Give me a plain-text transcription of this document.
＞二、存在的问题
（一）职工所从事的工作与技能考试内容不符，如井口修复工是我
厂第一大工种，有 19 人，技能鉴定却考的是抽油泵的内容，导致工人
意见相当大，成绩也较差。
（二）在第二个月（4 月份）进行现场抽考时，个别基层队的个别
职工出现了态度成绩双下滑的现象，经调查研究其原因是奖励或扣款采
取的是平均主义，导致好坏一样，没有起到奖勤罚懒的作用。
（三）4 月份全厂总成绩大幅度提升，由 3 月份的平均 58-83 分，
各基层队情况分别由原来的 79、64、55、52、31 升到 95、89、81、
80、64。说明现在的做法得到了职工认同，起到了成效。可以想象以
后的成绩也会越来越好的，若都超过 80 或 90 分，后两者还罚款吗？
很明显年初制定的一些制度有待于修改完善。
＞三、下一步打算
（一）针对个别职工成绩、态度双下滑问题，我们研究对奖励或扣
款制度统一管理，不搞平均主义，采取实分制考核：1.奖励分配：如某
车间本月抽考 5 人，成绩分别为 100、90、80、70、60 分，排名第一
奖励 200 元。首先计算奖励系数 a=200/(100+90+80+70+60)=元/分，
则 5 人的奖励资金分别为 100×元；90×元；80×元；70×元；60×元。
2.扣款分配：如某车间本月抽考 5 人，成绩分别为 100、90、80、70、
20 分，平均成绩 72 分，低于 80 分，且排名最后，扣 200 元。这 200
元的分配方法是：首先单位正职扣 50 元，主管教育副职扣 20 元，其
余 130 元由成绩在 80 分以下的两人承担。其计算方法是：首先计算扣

**********

WHAT YOU SHOULD DO:
Reproduce the data shown above exactly.

SOLUTION TO THIS TASK:
Give me a plain-text transcription of this document.
＞二、存在的问题
（一）职工所从事的工作与技能考试内容不符，如井口修复工是我
厂第一大工种，有 19 人，技能鉴定却考的是抽油泵的内容，导致工人
意见相当大，成绩也较差。
（二）在第二个月（4 月份）进行现场抽考时，个别基层队的个别
职工出现了态度成绩双下滑的现象，经调查研究其原因是奖励或扣款采
取的是平均主义，导致好坏一样，没有起到奖勤罚懒的作用。
（三）4 月份全厂总成绩大幅度提升，由 3 月份的平均 58-83 分，
各基层队情况分别由原来的 79、64、55、52、31 升到 95、89、81、
80、64。说明现在的做法得到了职工认同，起到了成效。可以想象以
后的成绩也会越来越好的，若都超过 80 或 90 分，后两者还罚款吗？
很明显年初制定的一些制度有待于修改完善。
＞三、下一步打算
（一）针对个别职工成绩、态度双下滑问题，我们研究对奖励或扣
款制度统一管理，不搞平均主义，采取实分制考核：1.奖励分配：如某
车间本月抽考 5 人，成绩分别为 100、90、80、70、60 分，排名第一
奖励 200 元。首先计算奖励系数 a=200/(100+90+80+70+60)=元/分，
则 5 人的奖励资金分别为 100×元；90×元；80×元；70×元；60×元。
2.扣款分配：如某车间本月抽考 5 人，成绩分别为 100、90、80、70、
20 分，平均成绩 72 分，低于 80 分，且排名最后，扣 200 元。这 200
元的分配方法是：首先单位正职扣 50 元，主管教育副职扣 20 元，其
余 130 元由成绩在 80 分以下的两人承担。其计算方法是：首先计算扣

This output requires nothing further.